# Assassin's Creed sur PowerPC !?



## Djipsy5 (13 Novembre 2011)

Salut tout le monde, je suis heureux possésseur d'un PowerBook G4 1,67Ghz 2Go de Ram 15", je viens de voir la vidéo trailer de Assassin's Creed sur mac, et je ne peux plus dormir :rateau: tellement je veux ce jeu, rien qu'a y pensé j'ai le coeur qui bat fort. Trop Fort ce jeu, mais je m'aperçoit qu'il n'est dispo que sur mac Intel, alors que je n'ai qu'un PowerPC D hihi mon economie ne me permet pas encore de chercher un nouveau mac).
Je crois que nous sommes plusieurs a utilisé des Mac PowerPC et que les developpeurs doivent arrêter de nous prendre pour inaperçu. Franchement quoi! tous les nouveau jeux ne sont dispo que sur Intel, alors que je suis sur que ma configuration materiel peut faire tourner Assassin's Creed sur mon Powerbook, je suis en 10.5.8, j'ai tlécharger des jeux plus délicats sur PowerPC comme "Fable". Mais Assassin's Crees, est le seul que je veux, alors si vous êtes aussi possésseur d'un PowerPC et que vous voulez Assassin's Creed, essayons de contacter le developpeur  afin, de les convaincre de le recoder pour PowerPC. Où les contacter ? Allez faites pas les timides, ce serait cool


----------



## iota (13 Novembre 2011)

Salut,

Compatible ou pas, je doute fortement que AssasSin's Creed 2 puisse tourner sur ton Powerbook...

@+
iota


----------



## -oldmac- (19 Novembre 2011)

LOL ... Moi aussi je suis sur PC mais fait se rendre à l&#8217;évidence ...

Sans parler du Processeur, la vieille Radeon 9700 d'un Powerbook G4 serais de toute façon incapable de faire tourner Assassin's Creed, elle ne prends même pas en charge Shader Marks 3.0, indispensable à l'éxécution du jeu.
Et les développeurs ne ré-coderons JAMAIS un jeu pour PPC, à mon avis, tu n'a jamais codé, tu comprendrais, il fait un temps fou pour y arriver à coder un jeu d'une architecture X86 vers du RISC.


----------



## iota (19 Novembre 2011)

Salut,



-oldmac- a dit:


> Et les développeurs ne ré-coderons JAMAIS un jeu pour PPC, à mon avis, tu n'a jamais codé, tu comprendrais, il fait un temps fou pour y arriver à coder un jeu d'une architecture X86 vers du RISC.


Ce n'est pas vraiment un problème.
Le jeu tourne déjà sur une XBox 360 (processeur dérivé du PowerPc G5).

@+
iota


----------



## Djipsy5 (20 Novembre 2011)

→ Données enregistrées
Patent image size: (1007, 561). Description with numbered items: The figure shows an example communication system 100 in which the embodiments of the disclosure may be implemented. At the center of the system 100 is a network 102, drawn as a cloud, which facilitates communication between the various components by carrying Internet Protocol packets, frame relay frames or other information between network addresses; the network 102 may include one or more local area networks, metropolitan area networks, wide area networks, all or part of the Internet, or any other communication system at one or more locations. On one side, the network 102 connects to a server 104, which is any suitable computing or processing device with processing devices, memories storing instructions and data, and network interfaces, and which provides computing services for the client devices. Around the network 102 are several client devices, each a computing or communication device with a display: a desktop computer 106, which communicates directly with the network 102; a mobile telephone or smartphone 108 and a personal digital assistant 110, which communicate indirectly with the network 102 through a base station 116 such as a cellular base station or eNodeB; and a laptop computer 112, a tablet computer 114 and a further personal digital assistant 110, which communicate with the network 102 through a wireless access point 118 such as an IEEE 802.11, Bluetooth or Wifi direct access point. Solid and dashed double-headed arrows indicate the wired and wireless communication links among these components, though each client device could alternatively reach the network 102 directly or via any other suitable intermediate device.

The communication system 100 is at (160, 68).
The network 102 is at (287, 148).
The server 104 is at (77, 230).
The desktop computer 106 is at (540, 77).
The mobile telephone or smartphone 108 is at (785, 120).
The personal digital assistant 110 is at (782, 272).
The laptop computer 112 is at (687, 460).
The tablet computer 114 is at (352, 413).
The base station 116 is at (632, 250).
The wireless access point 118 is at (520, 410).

→ Consignes
1. Dans la discussion sur PowerPC, pourquoi iota estime-t-il que recoder le jeu pour PPC n'est pas vraiment un problème ?
2. Donnez tous les pseudonymes des participants qui publient un message dans la discussion sur PowerPC.

→ Réponses
1. Selon iota, ce n'est pas vraiment un problème, car le jeu tourne déjà sur une XBox 360, dont le processeur est dérivé du PowerPC G5.

2. Djipsy5, iota, -oldmac-